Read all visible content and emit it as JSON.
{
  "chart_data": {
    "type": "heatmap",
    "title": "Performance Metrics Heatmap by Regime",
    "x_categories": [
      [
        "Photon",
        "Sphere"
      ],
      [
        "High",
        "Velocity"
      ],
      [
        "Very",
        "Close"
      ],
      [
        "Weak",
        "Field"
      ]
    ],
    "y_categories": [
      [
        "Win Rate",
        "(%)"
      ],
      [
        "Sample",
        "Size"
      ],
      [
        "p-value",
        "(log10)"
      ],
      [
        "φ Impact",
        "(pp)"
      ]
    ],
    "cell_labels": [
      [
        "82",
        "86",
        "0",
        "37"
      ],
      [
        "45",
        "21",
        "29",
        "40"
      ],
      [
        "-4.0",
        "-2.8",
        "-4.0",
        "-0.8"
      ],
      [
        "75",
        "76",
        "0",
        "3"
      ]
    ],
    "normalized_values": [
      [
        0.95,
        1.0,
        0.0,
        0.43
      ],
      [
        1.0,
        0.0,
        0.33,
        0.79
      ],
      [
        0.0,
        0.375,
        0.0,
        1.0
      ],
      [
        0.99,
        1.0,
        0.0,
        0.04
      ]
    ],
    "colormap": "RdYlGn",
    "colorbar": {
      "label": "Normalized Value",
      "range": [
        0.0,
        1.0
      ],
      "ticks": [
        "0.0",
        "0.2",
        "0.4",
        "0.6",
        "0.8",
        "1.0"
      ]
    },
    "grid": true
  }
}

- - - - -

### Exercise
Reproduce the material precisely, including every line.

### The solution
Read all visible content and emit it as JSON.
{
  "chart_data": {
    "type": "heatmap",
    "title": "Performance Metrics Heatmap by Regime",
    "x_categories": [
      [
        "Photon",
        "Sphere"
      ],
      [
        "High",
        "Velocity"
      ],
      [
        "Very",
        "Close"
      ],
      [
        "Weak",
        "Field"
      ]
    ],
    "y_categories": [
      [
        "Win Rate",
        "(%)"
      ],
      [
        "Sample",
        "Size"
      ],
      [
        "p-value",
        "(log10)"
      ],
      [
        "φ Impact",
        "(pp)"
      ]
    ],
    "cell_labels": [
      [
        "82",
        "86",
        "0",
        "37"
      ],
      [
        "45",
        "21",
        "29",
        "40"
      ],
      [
        "-4.0",
        "-2.8",
        "-4.0",
        "-0.8"
      ],
      [
        "75",
        "76",
        "0",
        "3"
      ]
    ],
    "normalized_values": [
      [
        0.95,
        1.0,
        0.0,
        0.43
      ],
      [
        1.0,
        0.0,
        0.33,
        0.79
      ],
      [
        0.0,
        0.375,
        0.0,
        1.0
      ],
      [
        0.99,
        1.0,
        0.0,
        0.04
      ]
    ],
    "colormap": "RdYlGn",
    "colorbar": {
      "label": "Normalized Value",
      "range": [
        0.0,
        1.0
      ],
      "ticks": [
        "0.0",
        "0.2",
        "0.4",
        "0.6",
        "0.8",
        "1.0"
      ]
    },
    "grid": true
  }
}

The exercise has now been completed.